- [Data for this task]:
-.-.-

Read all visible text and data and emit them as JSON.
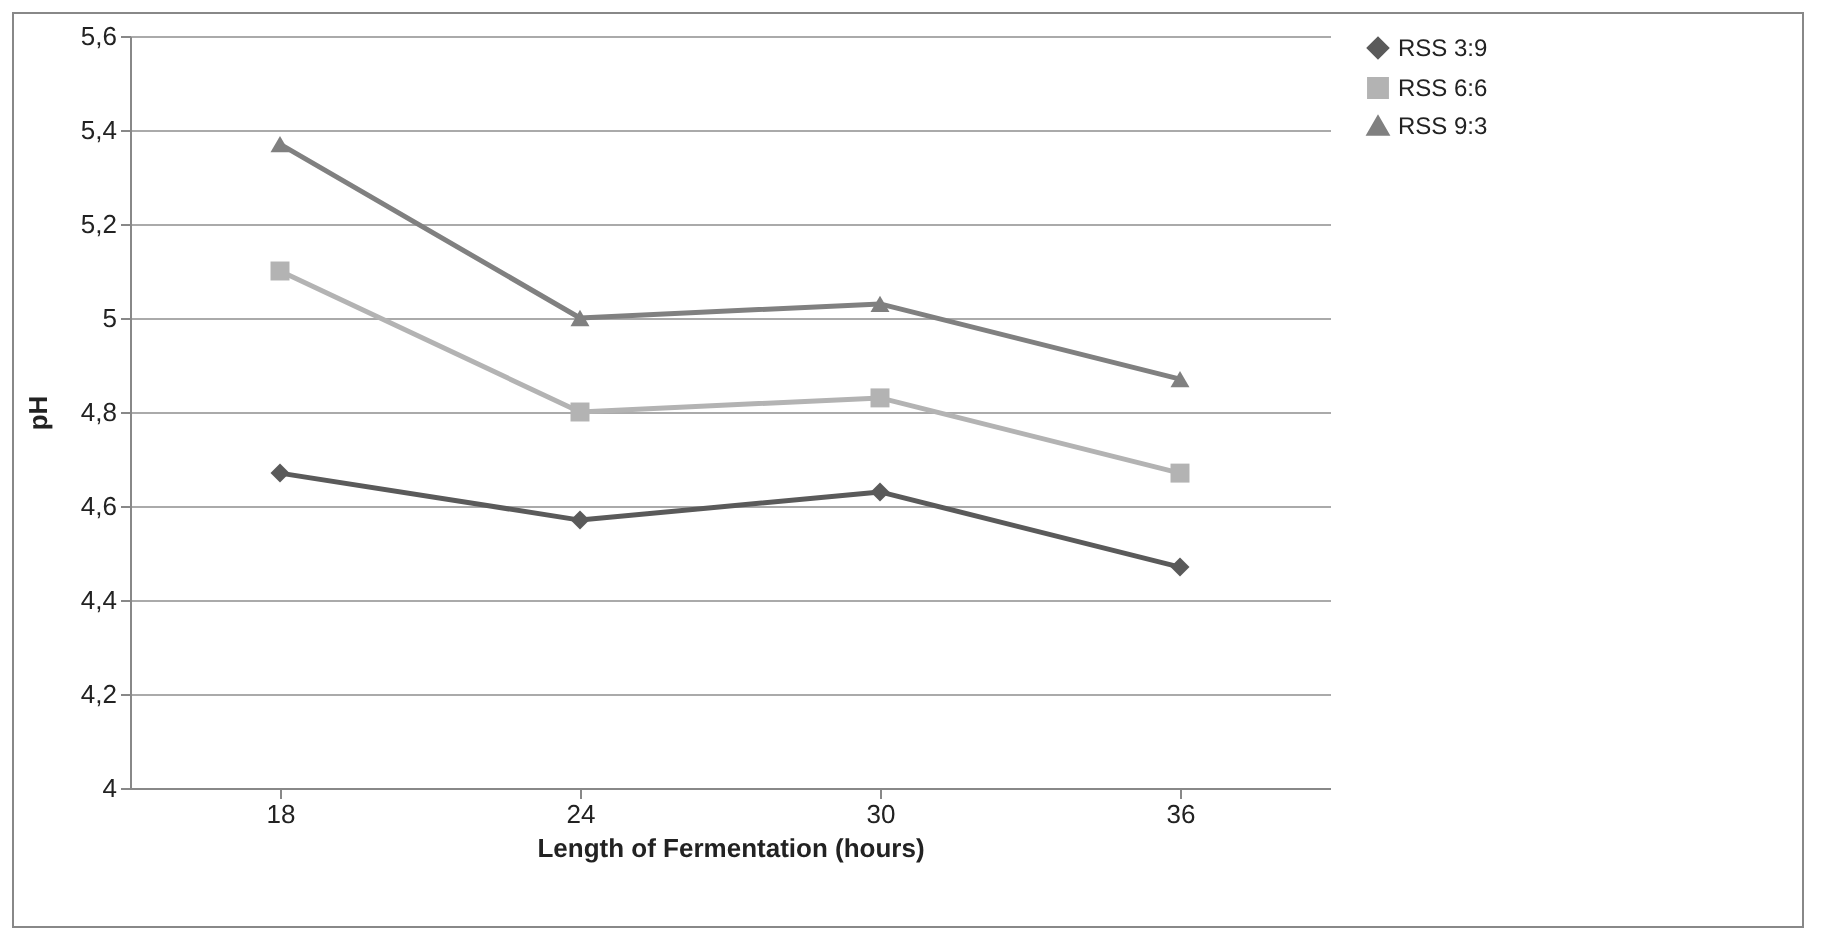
{
  "chart_data": {
    "type": "line",
    "xlabel": "Length of Fermentation (hours)",
    "ylabel": "pH",
    "categories": [
      "18",
      "24",
      "30",
      "36"
    ],
    "series": [
      {
        "name": "RSS 3:9",
        "color": "#5a5a5a",
        "marker": "diamond",
        "values": [
          4.67,
          4.57,
          4.63,
          4.47
        ]
      },
      {
        "name": "RSS 6:6",
        "color": "#b3b3b3",
        "marker": "square",
        "values": [
          5.1,
          4.8,
          4.83,
          4.67
        ]
      },
      {
        "name": "RSS 9:3",
        "color": "#808080",
        "marker": "triangle",
        "values": [
          5.37,
          5.0,
          5.03,
          4.87
        ]
      }
    ],
    "ylim": [
      4,
      5.6
    ],
    "yticks": [
      {
        "value": 4,
        "label": "4"
      },
      {
        "value": 4.2,
        "label": "4,2"
      },
      {
        "value": 4.4,
        "label": "4,4"
      },
      {
        "value": 4.6,
        "label": "4,6"
      },
      {
        "value": 4.8,
        "label": "4,8"
      },
      {
        "value": 5,
        "label": "5"
      },
      {
        "value": 5.2,
        "label": "5,2"
      },
      {
        "value": 5.4,
        "label": "5,4"
      },
      {
        "value": 5.6,
        "label": "5,6"
      }
    ],
    "grid": "y",
    "legend": "right",
    "line_style": "solid"
  }
}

-.-.-

- [Challenge]: Restate every record exactly, please; do not copy the pictures.

- [Task answer]:
Read all visible text and data and emit them as JSON.
{
  "chart_data": {
    "type": "line",
    "xlabel": "Length of Fermentation (hours)",
    "ylabel": "pH",
    "categories": [
      "18",
      "24",
      "30",
      "36"
    ],
    "series": [
      {
        "name": "RSS 3:9",
        "color": "#5a5a5a",
        "marker": "diamond",
        "values": [
          4.67,
          4.57,
          4.63,
          4.47
        ]
      },
      {
        "name": "RSS 6:6",
        "color": "#b3b3b3",
        "marker": "square",
        "values": [
          5.1,
          4.8,
          4.83,
          4.67
        ]
      },
      {
        "name": "RSS 9:3",
        "color": "#808080",
        "marker": "triangle",
        "values": [
          5.37,
          5.0,
          5.03,
          4.87
        ]
      }
    ],
    "ylim": [
      4,
      5.6
    ],
    "yticks": [
      {
        "value": 4,
        "label": "4"
      },
      {
        "value": 4.2,
        "label": "4,2"
      },
      {
        "value": 4.4,
        "label": "4,4"
      },
      {
        "value": 4.6,
        "label": "4,6"
      },
      {
        "value": 4.8,
        "label": "4,8"
      },
      {
        "value": 5,
        "label": "5"
      },
      {
        "value": 5.2,
        "label": "5,2"
      },
      {
        "value": 5.4,
        "label": "5,4"
      },
      {
        "value": 5.6,
        "label": "5,6"
      }
    ],
    "grid": "y",
    "legend": "right",
    "line_style": "solid"
  }
}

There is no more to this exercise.